● WORK TO BE COMPLETED: Search the material below for the string "profeta" and extract each line that has it.

(Saved entries)

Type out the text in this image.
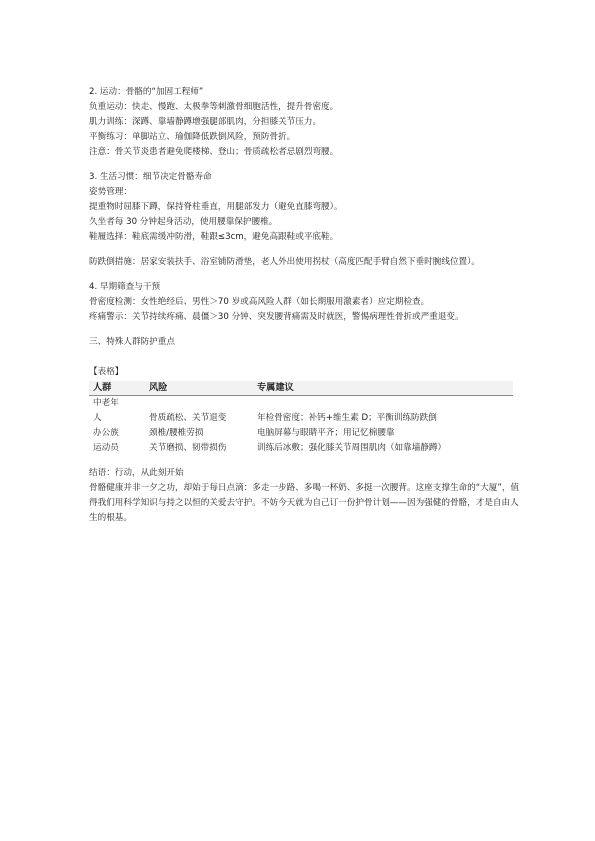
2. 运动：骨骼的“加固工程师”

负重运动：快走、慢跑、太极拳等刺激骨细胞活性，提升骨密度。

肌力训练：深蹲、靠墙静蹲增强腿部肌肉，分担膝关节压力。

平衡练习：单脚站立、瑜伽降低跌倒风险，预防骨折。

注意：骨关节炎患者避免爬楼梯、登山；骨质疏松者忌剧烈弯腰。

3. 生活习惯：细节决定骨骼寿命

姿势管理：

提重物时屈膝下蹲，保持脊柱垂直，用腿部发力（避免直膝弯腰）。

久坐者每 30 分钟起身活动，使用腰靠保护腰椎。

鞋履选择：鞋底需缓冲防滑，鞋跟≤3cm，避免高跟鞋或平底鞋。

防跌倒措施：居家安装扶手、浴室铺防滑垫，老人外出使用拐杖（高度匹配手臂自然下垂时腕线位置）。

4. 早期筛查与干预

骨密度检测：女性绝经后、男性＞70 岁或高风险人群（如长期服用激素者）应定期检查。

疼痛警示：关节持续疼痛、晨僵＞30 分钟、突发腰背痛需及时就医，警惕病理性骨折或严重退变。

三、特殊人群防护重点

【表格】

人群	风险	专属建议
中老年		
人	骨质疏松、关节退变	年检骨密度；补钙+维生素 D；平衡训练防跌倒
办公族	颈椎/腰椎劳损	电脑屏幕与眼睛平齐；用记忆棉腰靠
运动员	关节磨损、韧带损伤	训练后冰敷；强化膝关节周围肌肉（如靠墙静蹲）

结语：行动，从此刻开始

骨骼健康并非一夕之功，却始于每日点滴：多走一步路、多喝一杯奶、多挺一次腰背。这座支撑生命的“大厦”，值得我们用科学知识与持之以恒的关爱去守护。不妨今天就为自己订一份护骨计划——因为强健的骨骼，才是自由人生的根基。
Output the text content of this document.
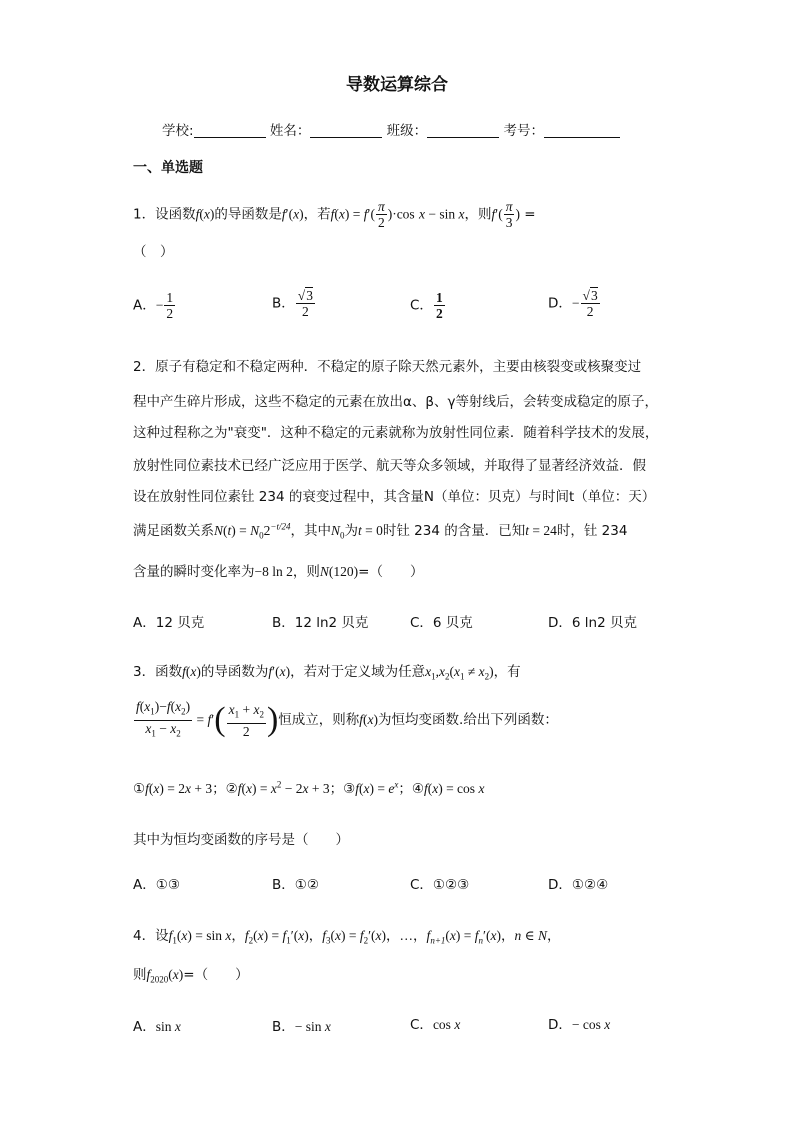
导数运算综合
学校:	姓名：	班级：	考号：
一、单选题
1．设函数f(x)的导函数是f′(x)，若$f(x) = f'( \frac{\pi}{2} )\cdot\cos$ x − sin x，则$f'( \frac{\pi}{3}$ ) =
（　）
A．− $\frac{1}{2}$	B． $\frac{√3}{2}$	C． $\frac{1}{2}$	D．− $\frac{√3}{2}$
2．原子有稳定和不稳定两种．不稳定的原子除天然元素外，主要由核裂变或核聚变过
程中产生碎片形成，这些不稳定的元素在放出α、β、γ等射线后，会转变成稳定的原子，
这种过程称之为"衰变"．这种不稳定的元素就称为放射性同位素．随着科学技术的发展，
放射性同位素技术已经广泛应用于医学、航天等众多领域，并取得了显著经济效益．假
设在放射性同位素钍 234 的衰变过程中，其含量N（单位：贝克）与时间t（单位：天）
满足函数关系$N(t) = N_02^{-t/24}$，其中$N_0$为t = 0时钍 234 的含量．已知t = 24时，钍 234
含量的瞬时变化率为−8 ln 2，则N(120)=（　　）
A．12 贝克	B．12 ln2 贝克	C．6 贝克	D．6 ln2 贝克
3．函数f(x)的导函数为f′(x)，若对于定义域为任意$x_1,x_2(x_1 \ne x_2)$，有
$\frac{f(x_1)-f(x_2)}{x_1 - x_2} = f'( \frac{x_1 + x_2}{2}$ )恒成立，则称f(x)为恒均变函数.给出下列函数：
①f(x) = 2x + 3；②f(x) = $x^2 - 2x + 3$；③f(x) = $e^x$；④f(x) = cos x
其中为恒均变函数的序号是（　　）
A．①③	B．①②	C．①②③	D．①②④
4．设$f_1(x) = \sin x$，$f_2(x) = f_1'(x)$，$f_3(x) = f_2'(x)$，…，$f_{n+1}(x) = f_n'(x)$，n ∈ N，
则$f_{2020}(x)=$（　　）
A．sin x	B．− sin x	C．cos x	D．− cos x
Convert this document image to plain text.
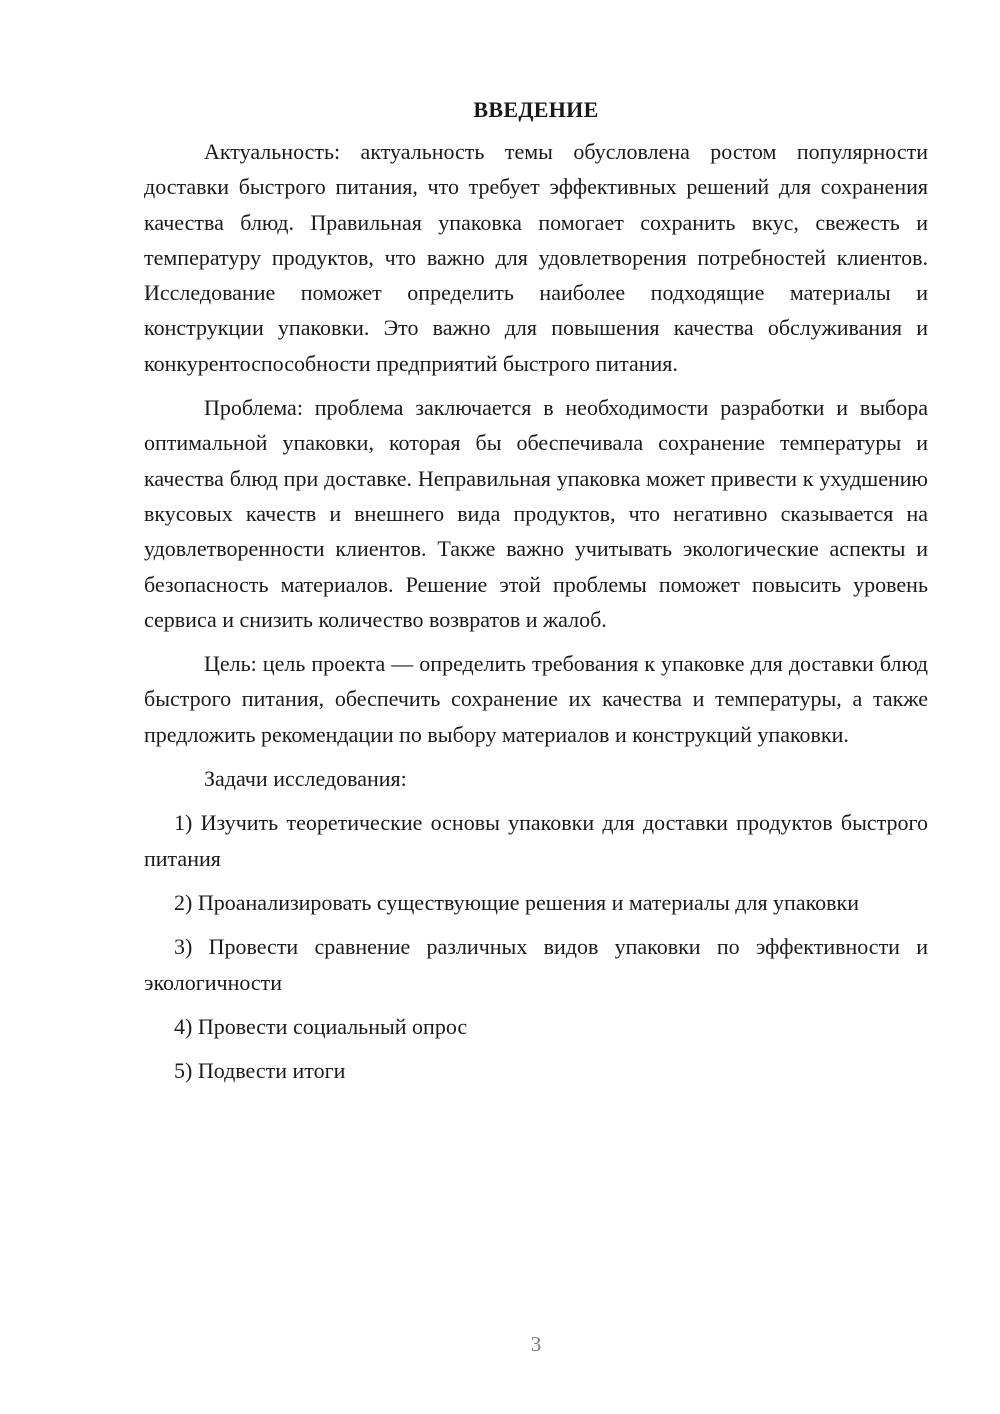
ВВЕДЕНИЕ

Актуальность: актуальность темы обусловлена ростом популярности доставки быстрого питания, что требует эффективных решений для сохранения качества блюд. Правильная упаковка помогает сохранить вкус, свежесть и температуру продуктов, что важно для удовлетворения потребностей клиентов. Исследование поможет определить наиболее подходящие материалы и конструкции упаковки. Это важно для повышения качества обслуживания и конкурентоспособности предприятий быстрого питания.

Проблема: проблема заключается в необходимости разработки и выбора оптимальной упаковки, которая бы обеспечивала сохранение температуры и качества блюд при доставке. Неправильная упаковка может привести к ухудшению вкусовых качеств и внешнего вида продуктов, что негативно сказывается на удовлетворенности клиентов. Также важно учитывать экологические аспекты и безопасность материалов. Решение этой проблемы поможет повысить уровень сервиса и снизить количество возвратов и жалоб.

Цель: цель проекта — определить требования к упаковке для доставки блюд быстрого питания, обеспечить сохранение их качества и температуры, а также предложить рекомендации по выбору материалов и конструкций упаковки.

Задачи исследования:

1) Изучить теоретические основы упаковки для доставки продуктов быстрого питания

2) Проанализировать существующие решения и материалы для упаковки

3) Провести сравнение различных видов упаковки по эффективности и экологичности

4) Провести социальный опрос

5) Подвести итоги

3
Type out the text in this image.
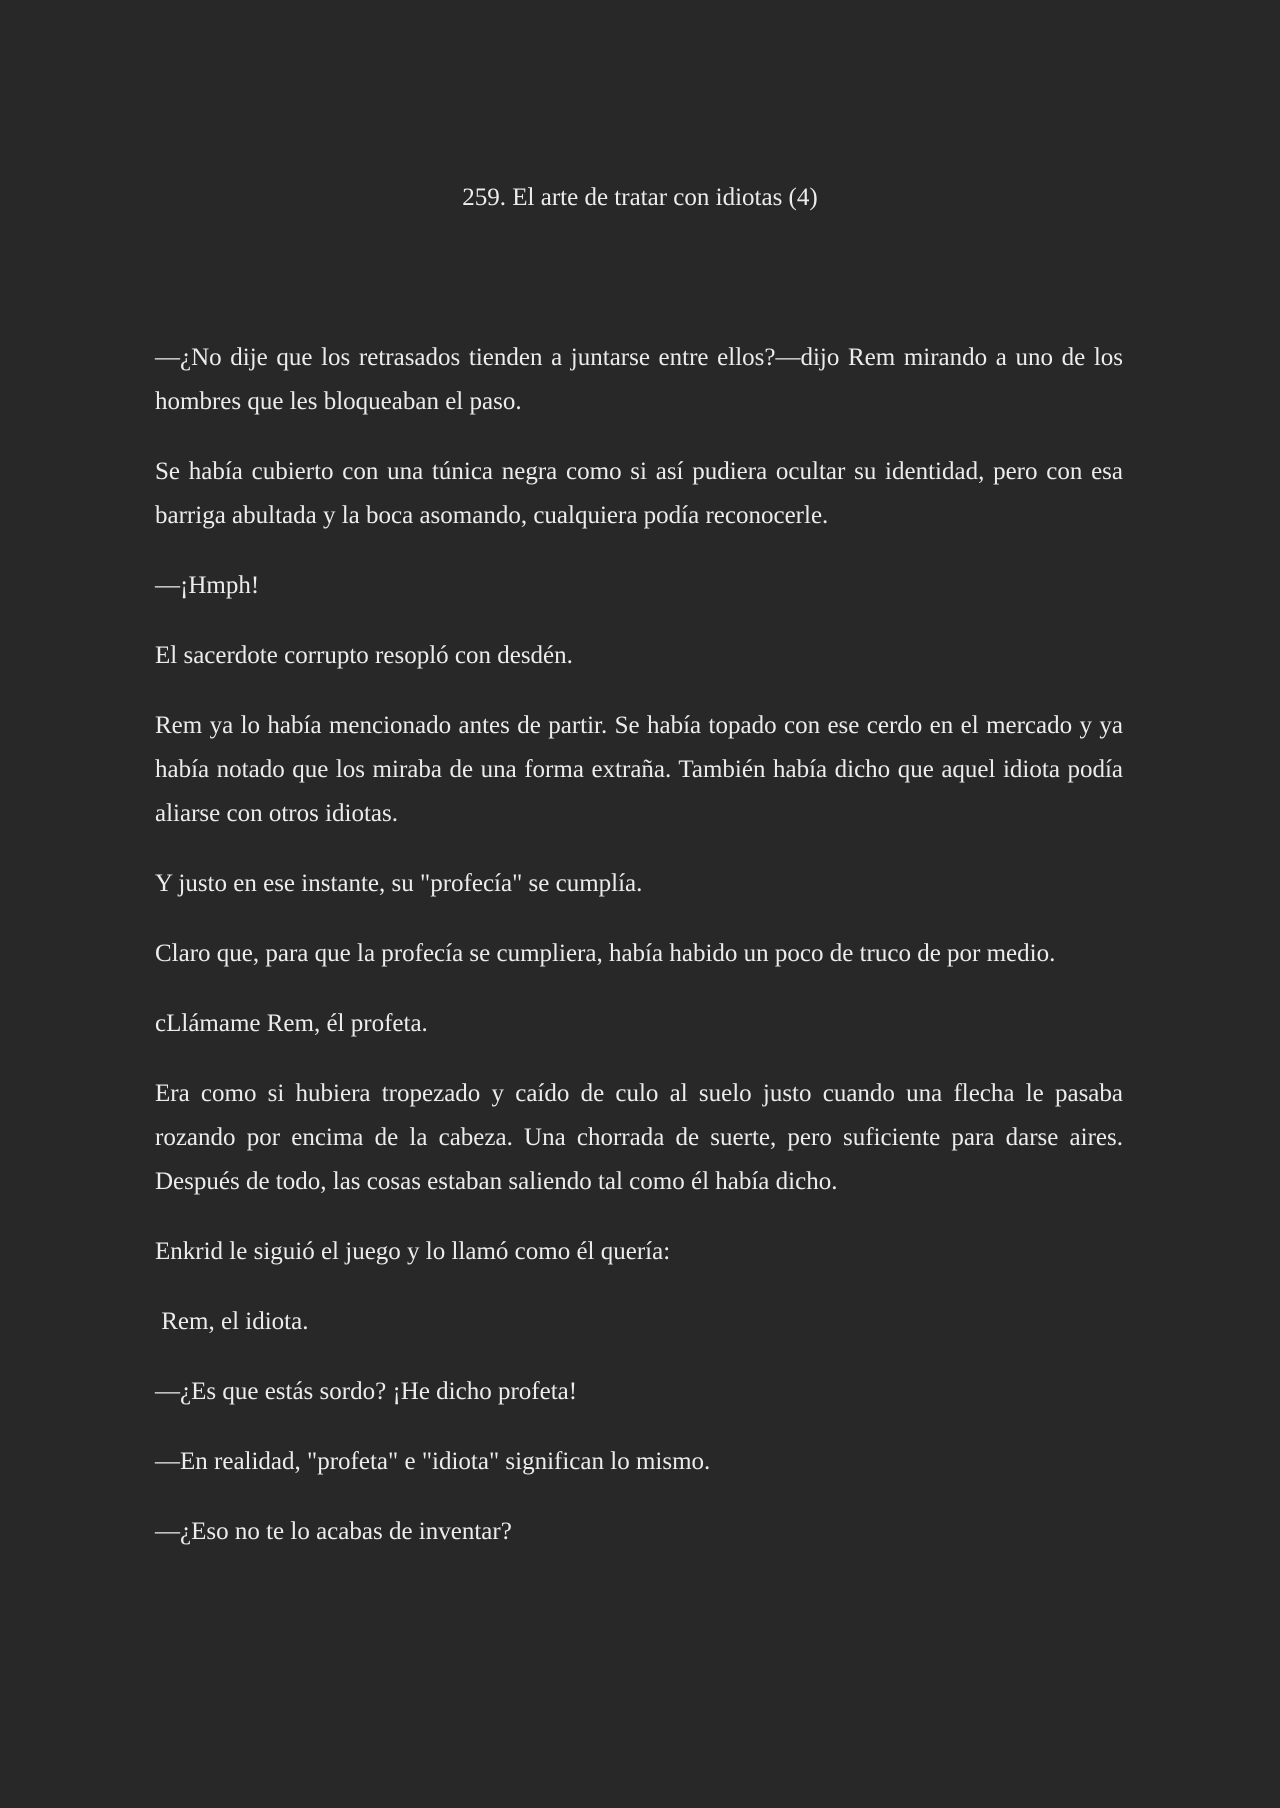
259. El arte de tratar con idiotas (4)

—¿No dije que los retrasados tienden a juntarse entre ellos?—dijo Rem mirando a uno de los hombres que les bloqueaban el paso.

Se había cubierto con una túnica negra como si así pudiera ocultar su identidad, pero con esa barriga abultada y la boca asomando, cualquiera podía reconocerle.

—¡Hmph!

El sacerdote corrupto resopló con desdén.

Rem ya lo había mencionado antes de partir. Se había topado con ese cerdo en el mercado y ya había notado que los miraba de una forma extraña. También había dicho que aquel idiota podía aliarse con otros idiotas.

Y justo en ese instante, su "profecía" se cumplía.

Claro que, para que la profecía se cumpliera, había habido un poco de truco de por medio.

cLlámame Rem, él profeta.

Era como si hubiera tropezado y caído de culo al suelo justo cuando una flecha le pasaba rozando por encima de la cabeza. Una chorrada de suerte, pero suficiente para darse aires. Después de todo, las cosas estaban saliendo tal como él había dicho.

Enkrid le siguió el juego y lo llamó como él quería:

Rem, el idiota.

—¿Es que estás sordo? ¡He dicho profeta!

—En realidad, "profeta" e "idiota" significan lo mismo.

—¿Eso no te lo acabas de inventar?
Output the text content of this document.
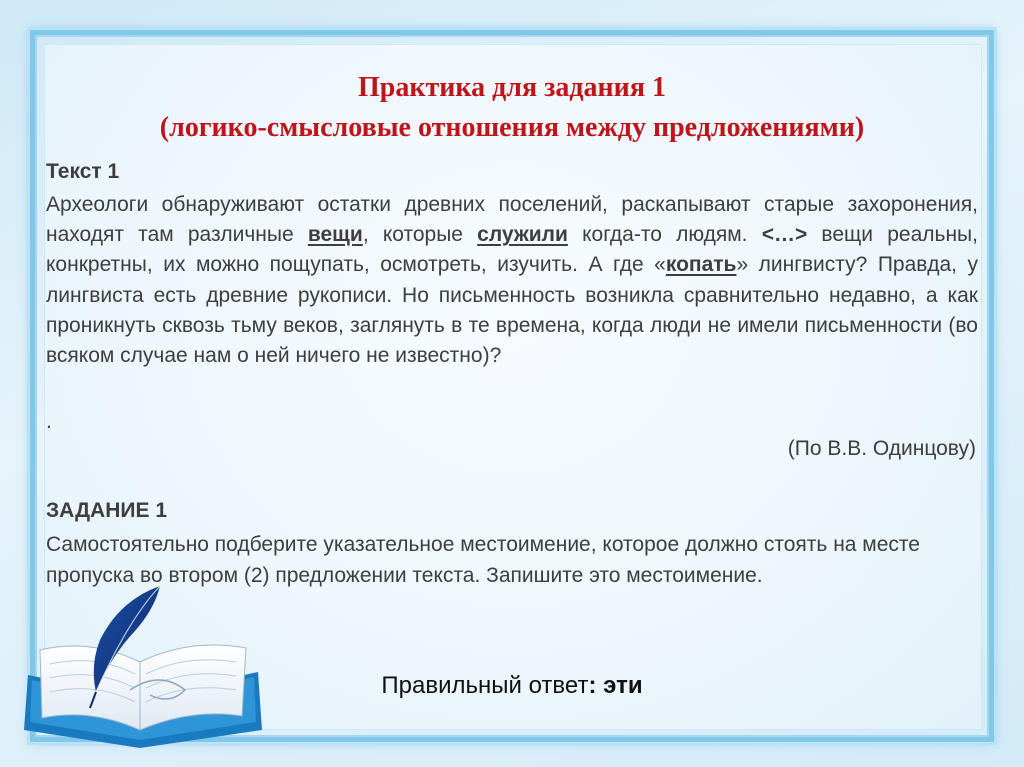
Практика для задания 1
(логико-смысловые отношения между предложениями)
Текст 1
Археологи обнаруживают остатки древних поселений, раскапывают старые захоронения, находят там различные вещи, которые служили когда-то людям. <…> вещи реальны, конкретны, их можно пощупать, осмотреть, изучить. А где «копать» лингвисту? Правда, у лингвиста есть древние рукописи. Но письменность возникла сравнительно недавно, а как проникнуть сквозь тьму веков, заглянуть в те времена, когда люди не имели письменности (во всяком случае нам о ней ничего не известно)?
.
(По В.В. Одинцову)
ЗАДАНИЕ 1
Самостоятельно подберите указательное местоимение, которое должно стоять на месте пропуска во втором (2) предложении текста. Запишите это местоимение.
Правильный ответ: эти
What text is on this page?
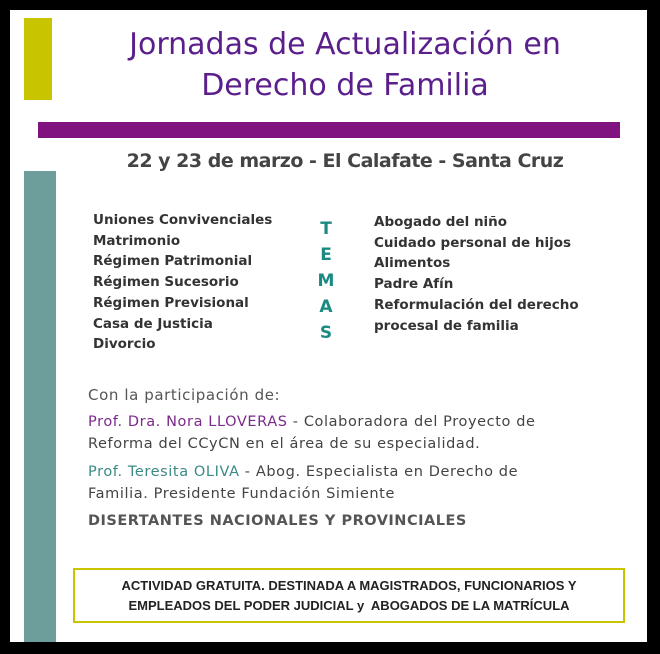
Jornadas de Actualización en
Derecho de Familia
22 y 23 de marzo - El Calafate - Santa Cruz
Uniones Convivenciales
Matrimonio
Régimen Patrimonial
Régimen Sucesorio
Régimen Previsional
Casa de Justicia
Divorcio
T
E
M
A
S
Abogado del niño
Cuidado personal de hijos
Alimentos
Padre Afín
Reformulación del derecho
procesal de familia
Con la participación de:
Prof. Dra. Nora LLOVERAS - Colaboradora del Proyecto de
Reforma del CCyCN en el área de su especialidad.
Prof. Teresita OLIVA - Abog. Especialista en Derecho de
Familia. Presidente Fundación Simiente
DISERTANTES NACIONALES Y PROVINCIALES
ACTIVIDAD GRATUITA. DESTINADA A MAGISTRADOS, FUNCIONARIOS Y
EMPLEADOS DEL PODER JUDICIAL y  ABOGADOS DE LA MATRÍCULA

● REPLY TO THE TASK:
cLlámame Rem, él profeta.
—¿Es que estás sordo? ¡He dicho profeta!
—En realidad, "profeta" e "idiota" significan lo mismo.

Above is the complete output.